Prompt a: Reproduce verbatim the portion of the passage on Properties that begins with "All Property values" and continues through "of the value.".

Document:
Foremost amongst the issues – and yet rarely discussed in the context of Properties – is the difference between what was written and your interpretation of it. Although this is a fundamental part of supporting evidence and conclusion, or E&C, I need to clarify that, here, this is purely the analysis and interpretation of each item rather than building them into any proof argument; that being a separate phase. For instance, if a place name has been misspelled, or is hard to read, then you need to record it as it was written (indicating any uncertain characters) together with your interpretation of what it should have been. In effect, each Property has two distinct values: the recorded one, including any transcription anomalies, and the interpreted one. As with any form of conclusion-making, you’ll also need a way to add any explanatory notes, and possibly add some level of confidence in your result. I will come back to this duality of Properties in a moment.

All Property values are implicitly associated with a particular time and place. For instance, someone’s name may have changed during their life, and someone’s age will certainly have changed over time. STEMMA copes with this because the Properties are associated with specific Event-to-Person connections[2] in the data, and the Event entity implicitly provides a relevant date for the interpretation and applicability of the value.

Another issue to consider is the nature of the Property. Is it the name of something (e.g. a person or place), a description (e.g. cause of death), a date, or a measure of something (e.g. age, height, weight)? This is termed its data-type. The importance of it lies with the interpreted value (rather than the written value) which should be computer-readable in order to make the most use of it. Whilst I acknowledge that there may be detractors to this statement, let me try and make a number of observations to justify it.

For the simple expedient of consistency checking, software needs to know whether a value should be textual, numeric (integer or real), or a date. More than this, though, a value such as a date can be used in a timeline, and an age can be used to derive dates and to separate events, so their values should be accessible to software. In the case of a person or place reference, these can be linked (using some type of pointer mechanism) to the corresponding Person or Place entity in the data. That linkage, which is as much a conclusion as the interpreted value of any date, is required in order to allow you to follow the reference to the entity’s details. However, the duality of the Property values doesn’t require you to change the name from how it was recorded at that time. Finally, in certain cases, a Property may have a representation that doesn’t correspond to a value in the normal sense, either because the written form was undecipherable or it had a special meaning. For instance, the use of “Full Age” for a young married couple, or “Unknown”, “N/A”, or “LNU” for an unknown name, are special non-values. There’s a golden rule that you do not record anything in a name field that isn’t actually a name[3]. Being able to distinguish the recorded form from an interpreted form avoids this issue.

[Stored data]
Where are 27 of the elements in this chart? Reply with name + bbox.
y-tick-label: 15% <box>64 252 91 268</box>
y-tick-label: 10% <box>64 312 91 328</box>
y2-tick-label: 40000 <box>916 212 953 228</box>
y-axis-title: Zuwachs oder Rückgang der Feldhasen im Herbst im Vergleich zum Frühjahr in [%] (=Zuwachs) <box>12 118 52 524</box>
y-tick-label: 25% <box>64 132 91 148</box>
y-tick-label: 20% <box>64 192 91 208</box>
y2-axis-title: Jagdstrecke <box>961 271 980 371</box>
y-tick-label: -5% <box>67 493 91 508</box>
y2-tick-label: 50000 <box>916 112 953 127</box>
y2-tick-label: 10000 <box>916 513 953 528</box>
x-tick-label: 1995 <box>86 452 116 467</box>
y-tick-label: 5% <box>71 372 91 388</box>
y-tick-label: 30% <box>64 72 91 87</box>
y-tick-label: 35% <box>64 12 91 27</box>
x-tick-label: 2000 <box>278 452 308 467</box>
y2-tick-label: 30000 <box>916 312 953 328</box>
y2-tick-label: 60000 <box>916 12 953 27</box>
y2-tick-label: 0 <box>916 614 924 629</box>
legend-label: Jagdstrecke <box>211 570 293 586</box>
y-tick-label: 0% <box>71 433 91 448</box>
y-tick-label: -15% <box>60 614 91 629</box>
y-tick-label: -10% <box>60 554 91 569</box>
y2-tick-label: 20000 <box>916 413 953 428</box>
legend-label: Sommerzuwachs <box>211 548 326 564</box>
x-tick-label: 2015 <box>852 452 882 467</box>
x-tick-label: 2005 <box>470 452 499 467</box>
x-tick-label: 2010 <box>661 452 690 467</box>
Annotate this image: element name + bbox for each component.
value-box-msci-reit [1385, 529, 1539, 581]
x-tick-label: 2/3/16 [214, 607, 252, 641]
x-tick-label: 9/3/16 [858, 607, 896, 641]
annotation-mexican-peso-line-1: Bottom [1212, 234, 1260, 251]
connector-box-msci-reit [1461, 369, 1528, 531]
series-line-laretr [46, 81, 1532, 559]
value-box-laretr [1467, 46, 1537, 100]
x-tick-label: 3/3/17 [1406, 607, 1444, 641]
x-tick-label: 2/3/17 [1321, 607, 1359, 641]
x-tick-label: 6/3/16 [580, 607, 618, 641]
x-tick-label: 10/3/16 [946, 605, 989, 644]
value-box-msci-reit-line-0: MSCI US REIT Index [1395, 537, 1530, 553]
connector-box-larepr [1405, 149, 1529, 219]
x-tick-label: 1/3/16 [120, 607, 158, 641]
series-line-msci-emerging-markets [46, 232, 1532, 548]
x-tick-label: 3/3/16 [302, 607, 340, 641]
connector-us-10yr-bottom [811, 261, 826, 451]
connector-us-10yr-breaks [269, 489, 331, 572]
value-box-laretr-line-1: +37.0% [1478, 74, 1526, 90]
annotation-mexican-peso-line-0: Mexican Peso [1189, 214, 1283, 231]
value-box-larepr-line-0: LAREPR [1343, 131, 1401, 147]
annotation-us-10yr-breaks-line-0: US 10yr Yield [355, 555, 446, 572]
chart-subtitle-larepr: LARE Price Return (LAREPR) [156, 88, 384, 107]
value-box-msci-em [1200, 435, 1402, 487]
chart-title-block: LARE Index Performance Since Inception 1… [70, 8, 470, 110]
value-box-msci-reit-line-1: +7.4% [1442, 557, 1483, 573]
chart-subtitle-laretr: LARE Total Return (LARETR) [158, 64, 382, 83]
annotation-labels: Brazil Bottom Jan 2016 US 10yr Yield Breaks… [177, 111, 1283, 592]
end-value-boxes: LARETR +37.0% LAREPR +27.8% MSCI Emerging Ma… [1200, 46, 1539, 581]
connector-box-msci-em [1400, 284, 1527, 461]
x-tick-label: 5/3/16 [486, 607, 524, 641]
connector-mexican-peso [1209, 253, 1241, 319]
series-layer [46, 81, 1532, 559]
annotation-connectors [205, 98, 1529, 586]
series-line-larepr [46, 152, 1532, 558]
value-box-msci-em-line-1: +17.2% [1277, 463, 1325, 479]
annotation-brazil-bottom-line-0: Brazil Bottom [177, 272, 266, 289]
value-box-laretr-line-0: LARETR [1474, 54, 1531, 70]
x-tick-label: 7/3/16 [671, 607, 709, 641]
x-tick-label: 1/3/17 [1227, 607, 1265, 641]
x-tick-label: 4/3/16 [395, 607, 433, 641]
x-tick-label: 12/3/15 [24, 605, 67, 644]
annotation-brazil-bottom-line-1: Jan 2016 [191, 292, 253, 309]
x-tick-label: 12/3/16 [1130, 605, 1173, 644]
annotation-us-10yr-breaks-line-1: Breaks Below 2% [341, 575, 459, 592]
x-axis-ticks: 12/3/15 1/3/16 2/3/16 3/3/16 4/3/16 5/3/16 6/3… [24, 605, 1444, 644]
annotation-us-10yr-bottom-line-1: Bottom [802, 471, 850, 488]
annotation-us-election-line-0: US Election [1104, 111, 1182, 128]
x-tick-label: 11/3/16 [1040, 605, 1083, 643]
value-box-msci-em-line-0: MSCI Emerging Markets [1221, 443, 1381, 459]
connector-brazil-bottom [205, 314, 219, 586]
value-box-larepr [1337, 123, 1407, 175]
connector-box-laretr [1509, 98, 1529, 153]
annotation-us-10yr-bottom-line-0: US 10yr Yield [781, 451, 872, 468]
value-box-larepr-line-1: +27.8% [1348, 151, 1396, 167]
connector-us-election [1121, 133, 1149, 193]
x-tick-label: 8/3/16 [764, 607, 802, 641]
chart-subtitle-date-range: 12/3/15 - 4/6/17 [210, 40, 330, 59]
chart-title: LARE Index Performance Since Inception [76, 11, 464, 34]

Prompt b: Present as a numbered list the lines of the listing from its first line through the line containing "x-tick-label: 2/3/16 [214, 607, 252, 641]", omitting any blank lines.

Exercise solution a:
All Property values are implicitly associated with a particular time and place. For instance, someone’s name may have changed during their life, and someone’s age will certainly have changed over time. STEMMA copes with this because the Properties are associated with specific Event-to-Person connections[2] in the data, and the Event entity implicitly provides a relevant date for the interpretation and applicability of the value.

Exercise solution b:
1. Where are 27 of the elements in this chart? Reply with name + bbox.
2. y-tick-label: 15% <box>64 252 91 268</box>
3. y-tick-label: 10% <box>64 312 91 328</box>
4. y2-tick-label: 40000 <box>916 212 953 228</box>
5. y-axis-title: Zuwachs oder Rückgang der Feldhasen im Herbst im Vergleich zum Frühjahr in [%] (=Zuwachs) <box>12 118 52 524</box>
6. y-tick-label: 25% <box>64 132 91 148</box>
7. y-tick-label: 20% <box>64 192 91 208</box>
8. y2-axis-title: Jagdstrecke <box>961 271 980 371</box>
9. y-tick-label: -5% <box>67 493 91 508</box>
10. y2-tick-label: 50000 <box>916 112 953 127</box>
11. y2-tick-label: 10000 <box>916 513 953 528</box>
12. x-tick-label: 1995 <box>86 452 116 467</box>
13. y-tick-label: 5% <box>71 372 91 388</box>
14. y-tick-label: 30% <box>64 72 91 87</box>
15. y-tick-label: 35% <box>64 12 91 27</box>
16. x-tick-label: 2000 <box>278 452 308 467</box>
17. y2-tick-label: 30000 <box>916 312 953 328</box>
18. y2-tick-label: 60000 <box>916 12 953 27</box>
19. y2-tick-label: 0 <box>916 614 924 629</box>
20. legend-label: Jagdstrecke <box>211 570 293 586</box>
21. y-tick-label: 0% <box>71 433 91 448</box>
22. y-tick-label: -15% <box>60 614 91 629</box>
23. y-tick-label: -10% <box>60 554 91 569</box>
24. y2-tick-label: 20000 <box>916 413 953 428</box>
25. legend-label: Sommerzuwachs <box>211 548 326 564</box>
26. x-tick-label: 2015 <box>852 452 882 467</box>
27. x-tick-label: 2005 <box>470 452 499 467</box>
28. x-tick-label: 2010 <box>661 452 690 467</box>
29. Annotate this image: element name + bbox for each component.
30. value-box-msci-reit [1385, 529, 1539, 581]
31. x-tick-label: 2/3/16 [214, 607, 252, 641]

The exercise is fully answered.